Given request: Gather every line below where "культуры" appears.

--------

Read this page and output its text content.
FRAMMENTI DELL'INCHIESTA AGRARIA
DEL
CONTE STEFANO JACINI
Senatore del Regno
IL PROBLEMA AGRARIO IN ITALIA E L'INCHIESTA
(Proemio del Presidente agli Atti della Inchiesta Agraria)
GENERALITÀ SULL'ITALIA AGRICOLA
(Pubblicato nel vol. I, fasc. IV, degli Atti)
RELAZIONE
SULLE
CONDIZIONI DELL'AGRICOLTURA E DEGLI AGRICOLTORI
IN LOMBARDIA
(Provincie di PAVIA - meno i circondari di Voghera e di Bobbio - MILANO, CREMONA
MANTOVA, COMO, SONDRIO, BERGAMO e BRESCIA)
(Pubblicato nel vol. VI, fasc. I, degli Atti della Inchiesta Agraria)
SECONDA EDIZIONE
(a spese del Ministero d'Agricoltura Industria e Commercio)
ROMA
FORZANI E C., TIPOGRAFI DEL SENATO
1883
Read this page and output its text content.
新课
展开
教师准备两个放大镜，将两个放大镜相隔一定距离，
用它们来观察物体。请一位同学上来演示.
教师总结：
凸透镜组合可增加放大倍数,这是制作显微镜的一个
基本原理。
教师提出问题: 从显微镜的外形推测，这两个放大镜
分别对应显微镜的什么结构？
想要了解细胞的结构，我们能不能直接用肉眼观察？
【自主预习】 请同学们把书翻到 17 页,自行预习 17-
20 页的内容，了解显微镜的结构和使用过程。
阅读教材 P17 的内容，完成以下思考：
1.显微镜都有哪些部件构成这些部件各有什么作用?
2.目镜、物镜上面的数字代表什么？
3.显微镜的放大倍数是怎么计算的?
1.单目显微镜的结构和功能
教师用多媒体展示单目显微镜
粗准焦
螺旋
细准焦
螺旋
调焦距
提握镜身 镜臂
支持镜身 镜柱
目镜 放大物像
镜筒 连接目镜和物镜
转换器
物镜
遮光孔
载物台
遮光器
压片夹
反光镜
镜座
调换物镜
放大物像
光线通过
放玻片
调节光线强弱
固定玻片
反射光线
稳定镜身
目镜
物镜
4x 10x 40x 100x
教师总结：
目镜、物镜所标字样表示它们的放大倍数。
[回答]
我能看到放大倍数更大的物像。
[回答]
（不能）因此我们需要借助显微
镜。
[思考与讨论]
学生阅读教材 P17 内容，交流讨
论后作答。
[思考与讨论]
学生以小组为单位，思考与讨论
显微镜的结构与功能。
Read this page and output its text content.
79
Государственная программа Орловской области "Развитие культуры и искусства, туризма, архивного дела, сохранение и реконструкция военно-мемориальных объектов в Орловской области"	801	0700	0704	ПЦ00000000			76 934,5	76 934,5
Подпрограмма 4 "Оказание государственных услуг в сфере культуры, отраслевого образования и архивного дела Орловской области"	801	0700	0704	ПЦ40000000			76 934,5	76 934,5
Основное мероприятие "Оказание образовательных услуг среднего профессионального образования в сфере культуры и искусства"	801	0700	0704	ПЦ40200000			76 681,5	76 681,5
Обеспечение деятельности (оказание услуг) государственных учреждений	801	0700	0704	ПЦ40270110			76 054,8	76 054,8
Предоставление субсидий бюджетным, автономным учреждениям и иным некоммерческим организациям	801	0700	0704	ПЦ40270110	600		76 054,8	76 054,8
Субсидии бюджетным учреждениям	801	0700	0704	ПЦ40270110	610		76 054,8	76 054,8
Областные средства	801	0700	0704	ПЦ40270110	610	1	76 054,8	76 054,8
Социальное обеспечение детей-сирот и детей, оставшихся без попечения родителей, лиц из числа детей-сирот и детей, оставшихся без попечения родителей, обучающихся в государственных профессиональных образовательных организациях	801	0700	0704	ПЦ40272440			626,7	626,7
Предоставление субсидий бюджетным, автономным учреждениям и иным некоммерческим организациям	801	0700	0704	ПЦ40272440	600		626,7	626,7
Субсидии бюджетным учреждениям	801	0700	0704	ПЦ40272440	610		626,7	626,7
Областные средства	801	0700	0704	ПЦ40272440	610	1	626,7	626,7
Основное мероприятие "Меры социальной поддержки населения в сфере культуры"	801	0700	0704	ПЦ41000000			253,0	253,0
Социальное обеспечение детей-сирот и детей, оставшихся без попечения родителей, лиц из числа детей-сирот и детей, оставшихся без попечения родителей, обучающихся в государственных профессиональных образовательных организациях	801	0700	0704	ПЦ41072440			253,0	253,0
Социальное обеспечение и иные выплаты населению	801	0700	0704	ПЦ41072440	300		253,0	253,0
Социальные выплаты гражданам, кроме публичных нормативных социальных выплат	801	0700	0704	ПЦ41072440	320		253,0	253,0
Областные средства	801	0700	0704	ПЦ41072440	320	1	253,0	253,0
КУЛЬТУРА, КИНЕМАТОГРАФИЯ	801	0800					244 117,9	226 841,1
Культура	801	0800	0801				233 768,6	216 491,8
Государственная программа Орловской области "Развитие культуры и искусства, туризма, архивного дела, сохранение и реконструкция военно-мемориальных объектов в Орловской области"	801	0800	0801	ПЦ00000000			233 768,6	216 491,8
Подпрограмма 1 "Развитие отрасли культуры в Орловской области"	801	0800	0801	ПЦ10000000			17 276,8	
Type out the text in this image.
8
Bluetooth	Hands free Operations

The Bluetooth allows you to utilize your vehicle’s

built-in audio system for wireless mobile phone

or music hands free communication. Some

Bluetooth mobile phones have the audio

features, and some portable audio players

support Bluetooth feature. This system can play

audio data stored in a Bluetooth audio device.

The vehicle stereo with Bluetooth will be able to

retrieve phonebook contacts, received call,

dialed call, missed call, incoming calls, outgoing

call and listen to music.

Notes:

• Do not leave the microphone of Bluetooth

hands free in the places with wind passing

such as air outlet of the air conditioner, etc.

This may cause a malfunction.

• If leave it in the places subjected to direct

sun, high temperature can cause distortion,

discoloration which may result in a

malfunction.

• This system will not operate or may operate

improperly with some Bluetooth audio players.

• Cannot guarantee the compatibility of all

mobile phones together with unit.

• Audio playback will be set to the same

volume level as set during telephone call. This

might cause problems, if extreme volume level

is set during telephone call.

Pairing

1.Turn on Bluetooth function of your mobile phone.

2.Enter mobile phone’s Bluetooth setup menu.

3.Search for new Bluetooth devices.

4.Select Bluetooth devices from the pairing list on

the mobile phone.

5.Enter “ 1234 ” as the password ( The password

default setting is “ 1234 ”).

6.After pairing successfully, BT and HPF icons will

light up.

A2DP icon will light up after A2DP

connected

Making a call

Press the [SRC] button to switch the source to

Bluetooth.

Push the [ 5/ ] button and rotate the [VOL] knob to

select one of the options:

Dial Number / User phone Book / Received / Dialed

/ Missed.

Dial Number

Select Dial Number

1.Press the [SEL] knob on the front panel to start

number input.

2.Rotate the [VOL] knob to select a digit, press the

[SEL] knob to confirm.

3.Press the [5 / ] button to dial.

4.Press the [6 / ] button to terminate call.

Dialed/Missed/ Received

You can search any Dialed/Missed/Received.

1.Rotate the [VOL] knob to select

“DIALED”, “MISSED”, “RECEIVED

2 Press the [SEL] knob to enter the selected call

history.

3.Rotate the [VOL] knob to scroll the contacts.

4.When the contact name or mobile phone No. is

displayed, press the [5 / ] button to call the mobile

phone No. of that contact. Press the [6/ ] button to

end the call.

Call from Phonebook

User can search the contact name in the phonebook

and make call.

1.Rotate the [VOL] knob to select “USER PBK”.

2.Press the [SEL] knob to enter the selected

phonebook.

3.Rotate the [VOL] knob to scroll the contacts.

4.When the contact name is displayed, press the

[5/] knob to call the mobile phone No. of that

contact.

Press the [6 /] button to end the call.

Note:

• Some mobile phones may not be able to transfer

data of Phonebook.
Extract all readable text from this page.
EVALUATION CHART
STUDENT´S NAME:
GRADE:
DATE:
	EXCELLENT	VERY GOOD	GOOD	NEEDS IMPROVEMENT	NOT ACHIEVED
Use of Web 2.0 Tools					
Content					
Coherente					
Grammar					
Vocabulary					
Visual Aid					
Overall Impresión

--------

Exercise solution:
Государственная программа Орловской области "Развитие культуры и искусства, туризма, архивного дела, сохранение и реконструкция военно-мемориальных объектов в Орловской области"	801	0700	0704	ПЦ00000000			76 934,5	76 934,5
Подпрограмма 4 "Оказание государственных услуг в сфере культуры, отраслевого образования и архивного дела Орловской области"	801	0700	0704	ПЦ40000000			76 934,5	76 934,5
Основное мероприятие "Оказание образовательных услуг среднего профессионального образования в сфере культуры и искусства"	801	0700	0704	ПЦ40200000			76 681,5	76 681,5
Основное мероприятие "Меры социальной поддержки населения в сфере культуры"	801	0700	0704	ПЦ41000000			253,0	253,0
Государственная программа Орловской области "Развитие культуры и искусства, туризма, архивного дела, сохранение и реконструкция военно-мемориальных объектов в Орловской области"	801	0800	0801	ПЦ00000000			233 768,6	216 491,8
Подпрограмма 1 "Развитие отрасли культуры в Орловской области"	801	0800	0801	ПЦ10000000			17 276,8	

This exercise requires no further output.